- _Given problem_
Present the data once more in exactly its original form.

- _Records for the exercise_
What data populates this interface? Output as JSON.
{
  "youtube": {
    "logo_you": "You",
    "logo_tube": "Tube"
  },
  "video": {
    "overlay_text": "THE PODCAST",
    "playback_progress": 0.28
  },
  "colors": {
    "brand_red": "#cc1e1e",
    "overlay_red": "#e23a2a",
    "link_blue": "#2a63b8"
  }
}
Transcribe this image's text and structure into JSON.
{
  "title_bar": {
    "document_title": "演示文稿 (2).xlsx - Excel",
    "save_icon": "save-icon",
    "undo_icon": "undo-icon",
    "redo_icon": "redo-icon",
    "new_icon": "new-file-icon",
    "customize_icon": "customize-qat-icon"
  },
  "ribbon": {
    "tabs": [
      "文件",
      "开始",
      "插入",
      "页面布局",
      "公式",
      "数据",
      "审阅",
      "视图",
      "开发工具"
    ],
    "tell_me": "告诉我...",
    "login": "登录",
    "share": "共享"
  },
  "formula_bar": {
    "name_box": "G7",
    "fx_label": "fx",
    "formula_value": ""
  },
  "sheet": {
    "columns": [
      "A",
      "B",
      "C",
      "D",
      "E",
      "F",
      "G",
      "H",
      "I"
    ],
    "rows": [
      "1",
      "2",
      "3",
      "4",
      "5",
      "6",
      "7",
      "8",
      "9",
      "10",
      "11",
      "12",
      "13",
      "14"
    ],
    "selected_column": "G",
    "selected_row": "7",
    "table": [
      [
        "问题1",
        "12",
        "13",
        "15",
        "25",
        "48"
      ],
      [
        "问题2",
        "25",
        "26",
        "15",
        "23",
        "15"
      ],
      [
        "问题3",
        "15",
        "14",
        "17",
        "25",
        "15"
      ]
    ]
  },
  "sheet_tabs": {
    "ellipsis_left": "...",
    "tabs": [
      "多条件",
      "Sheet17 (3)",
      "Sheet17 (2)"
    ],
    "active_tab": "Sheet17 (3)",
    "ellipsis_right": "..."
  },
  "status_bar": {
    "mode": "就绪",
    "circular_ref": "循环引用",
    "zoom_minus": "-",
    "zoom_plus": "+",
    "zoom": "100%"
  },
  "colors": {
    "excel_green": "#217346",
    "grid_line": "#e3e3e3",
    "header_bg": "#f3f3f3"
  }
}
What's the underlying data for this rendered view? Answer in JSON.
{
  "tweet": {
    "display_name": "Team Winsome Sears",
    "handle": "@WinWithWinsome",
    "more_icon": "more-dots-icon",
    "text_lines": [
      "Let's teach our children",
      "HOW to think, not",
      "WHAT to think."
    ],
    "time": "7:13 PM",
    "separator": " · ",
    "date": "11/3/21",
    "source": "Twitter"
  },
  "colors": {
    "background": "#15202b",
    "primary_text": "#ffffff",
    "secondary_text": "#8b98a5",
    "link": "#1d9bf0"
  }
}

- _Reply_
What data populates this interface? Output as JSON.
{
  "youtube": {
    "logo_you": "You",
    "logo_tube": "Tube"
  },
  "video": {
    "overlay_text": "THE PODCAST",
    "playback_progress": 0.28
  },
  "colors": {
    "brand_red": "#cc1e1e",
    "overlay_red": "#e23a2a",
    "link_blue": "#2a63b8"
  }
}
Transcribe this image's text and structure into JSON.
{
  "title_bar": {
    "document_title": "演示文稿 (2).xlsx - Excel",
    "save_icon": "save-icon",
    "undo_icon": "undo-icon",
    "redo_icon": "redo-icon",
    "new_icon": "new-file-icon",
    "customize_icon": "customize-qat-icon"
  },
  "ribbon": {
    "tabs": [
      "文件",
      "开始",
      "插入",
      "页面布局",
      "公式",
      "数据",
      "审阅",
      "视图",
      "开发工具"
    ],
    "tell_me": "告诉我...",
    "login": "登录",
    "share": "共享"
  },
  "formula_bar": {
    "name_box": "G7",
    "fx_label": "fx",
    "formula_value": ""
  },
  "sheet": {
    "columns": [
      "A",
      "B",
      "C",
      "D",
      "E",
      "F",
      "G",
      "H",
      "I"
    ],
    "rows": [
      "1",
      "2",
      "3",
      "4",
      "5",
      "6",
      "7",
      "8",
      "9",
      "10",
      "11",
      "12",
      "13",
      "14"
    ],
    "selected_column": "G",
    "selected_row": "7",
    "table": [
      [
        "问题1",
        "12",
        "13",
        "15",
        "25",
        "48"
      ],
      [
        "问题2",
        "25",
        "26",
        "15",
        "23",
        "15"
      ],
      [
        "问题3",
        "15",
        "14",
        "17",
        "25",
        "15"
      ]
    ]
  },
  "sheet_tabs": {
    "ellipsis_left": "...",
    "tabs": [
      "多条件",
      "Sheet17 (3)",
      "Sheet17 (2)"
    ],
    "active_tab": "Sheet17 (3)",
    "ellipsis_right": "..."
  },
  "status_bar": {
    "mode": "就绪",
    "circular_ref": "循环引用",
    "zoom_minus": "-",
    "zoom_plus": "+",
    "zoom": "100%"
  },
  "colors": {
    "excel_green": "#217346",
    "grid_line": "#e3e3e3",
    "header_bg": "#f3f3f3"
  }
}
What's the underlying data for this rendered view? Answer in JSON.
{
  "tweet": {
    "display_name": "Team Winsome Sears",
    "handle": "@WinWithWinsome",
    "more_icon": "more-dots-icon",
    "text_lines": [
      "Let's teach our children",
      "HOW to think, not",
      "WHAT to think."
    ],
    "time": "7:13 PM",
    "separator": " · ",
    "date": "11/3/21",
    "source": "Twitter"
  },
  "colors": {
    "background": "#15202b",
    "primary_text": "#ffffff",
    "secondary_text": "#8b98a5",
    "link": "#1d9bf0"
  }
}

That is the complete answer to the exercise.